==== INFORMATION SUPPLIED ====

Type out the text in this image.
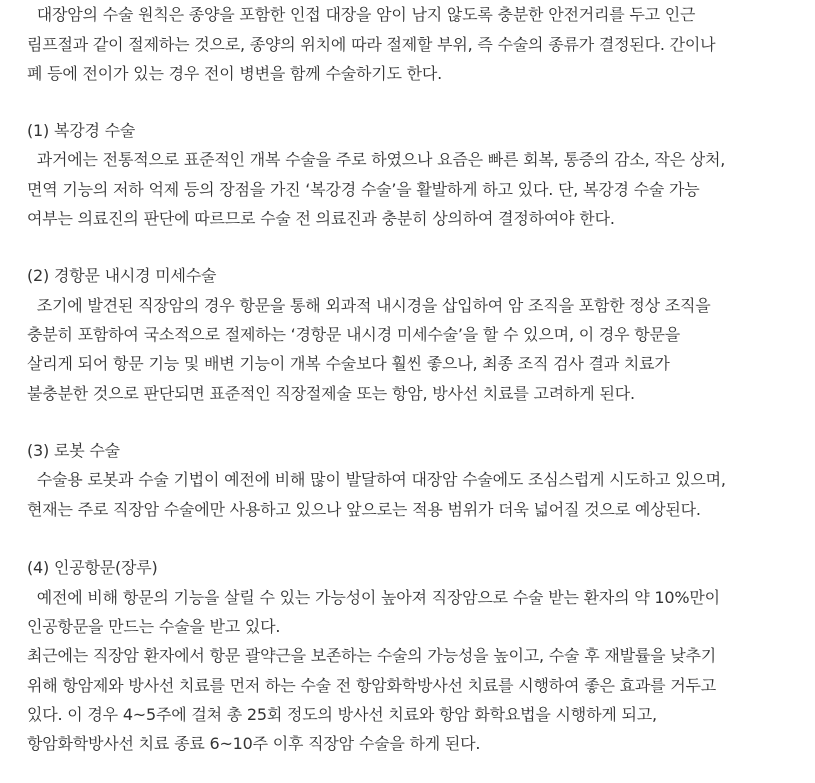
대장암의 수술 원칙은 종양을 포함한 인접 대장을 암이 남지 않도록 충분한 안전거리를 두고 인근

림프절과 같이 절제하는 것으로, 종양의 위치에 따라 절제할 부위, 즉 수술의 종류가 결정된다. 간이나

폐 등에 전이가 있는 경우 전이 병변을 함께 수술하기도 한다.

(1) 복강경 수술

과거에는 전통적으로 표준적인 개복 수술을 주로 하였으나 요즘은 빠른 회복, 통증의 감소, 작은 상처,

면역 기능의 저하 억제 등의 장점을 가진 ‘복강경 수술’을 활발하게 하고 있다. 단, 복강경 수술 가능

여부는 의료진의 판단에 따르므로 수술 전 의료진과 충분히 상의하여 결정하여야 한다.

(2) 경항문 내시경 미세수술

조기에 발견된 직장암의 경우 항문을 통해 외과적 내시경을 삽입하여 암 조직을 포함한 정상 조직을

충분히 포함하여 국소적으로 절제하는 ‘경항문 내시경 미세수술’을 할 수 있으며, 이 경우 항문을

살리게 되어 항문 기능 및 배변 기능이 개복 수술보다 훨씬 좋으나, 최종 조직 검사 결과 치료가

불충분한 것으로 판단되면 표준적인 직장절제술 또는 항암, 방사선 치료를 고려하게 된다.

(3) 로봇 수술

수술용 로봇과 수술 기법이 예전에 비해 많이 발달하여 대장암 수술에도 조심스럽게 시도하고 있으며,

현재는 주로 직장암 수술에만 사용하고 있으나 앞으로는 적용 범위가 더욱 넓어질 것으로 예상된다.

(4) 인공항문(장루)

예전에 비해 항문의 기능을 살릴 수 있는 가능성이 높아져 직장암으로 수술 받는 환자의 약 10%만이

인공항문을 만드는 수술을 받고 있다.

최근에는 직장암 환자에서 항문 괄약근을 보존하는 수술의 가능성을 높이고, 수술 후 재발률을 낮추기

위해 항암제와 방사선 치료를 먼저 하는 수술 전 항암화학방사선 치료를 시행하여 좋은 효과를 거두고

있다. 이 경우 4~5주에 걸쳐 총 25회 정도의 방사선 치료와 항암 화학요법을 시행하게 되고,

항암화학방사선 치료 종료 6~10주 이후 직장암 수술을 하게 된다.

====

Copy the records above exactly, leaving out every picture.

§ **RIGHT ANSWER**
Type out the text in this image.
대장암의 수술 원칙은 종양을 포함한 인접 대장을 암이 남지 않도록 충분한 안전거리를 두고 인근

림프절과 같이 절제하는 것으로, 종양의 위치에 따라 절제할 부위, 즉 수술의 종류가 결정된다. 간이나

폐 등에 전이가 있는 경우 전이 병변을 함께 수술하기도 한다.

(1) 복강경 수술

과거에는 전통적으로 표준적인 개복 수술을 주로 하였으나 요즘은 빠른 회복, 통증의 감소, 작은 상처,

면역 기능의 저하 억제 등의 장점을 가진 ‘복강경 수술’을 활발하게 하고 있다. 단, 복강경 수술 가능

여부는 의료진의 판단에 따르므로 수술 전 의료진과 충분히 상의하여 결정하여야 한다.

(2) 경항문 내시경 미세수술

조기에 발견된 직장암의 경우 항문을 통해 외과적 내시경을 삽입하여 암 조직을 포함한 정상 조직을

충분히 포함하여 국소적으로 절제하는 ‘경항문 내시경 미세수술’을 할 수 있으며, 이 경우 항문을

살리게 되어 항문 기능 및 배변 기능이 개복 수술보다 훨씬 좋으나, 최종 조직 검사 결과 치료가

불충분한 것으로 판단되면 표준적인 직장절제술 또는 항암, 방사선 치료를 고려하게 된다.

(3) 로봇 수술

수술용 로봇과 수술 기법이 예전에 비해 많이 발달하여 대장암 수술에도 조심스럽게 시도하고 있으며,

현재는 주로 직장암 수술에만 사용하고 있으나 앞으로는 적용 범위가 더욱 넓어질 것으로 예상된다.

(4) 인공항문(장루)

예전에 비해 항문의 기능을 살릴 수 있는 가능성이 높아져 직장암으로 수술 받는 환자의 약 10%만이

인공항문을 만드는 수술을 받고 있다.

최근에는 직장암 환자에서 항문 괄약근을 보존하는 수술의 가능성을 높이고, 수술 후 재발률을 낮추기

위해 항암제와 방사선 치료를 먼저 하는 수술 전 항암화학방사선 치료를 시행하여 좋은 효과를 거두고

있다. 이 경우 4~5주에 걸쳐 총 25회 정도의 방사선 치료와 항암 화학요법을 시행하게 되고,

항암화학방사선 치료 종료 6~10주 이후 직장암 수술을 하게 된다.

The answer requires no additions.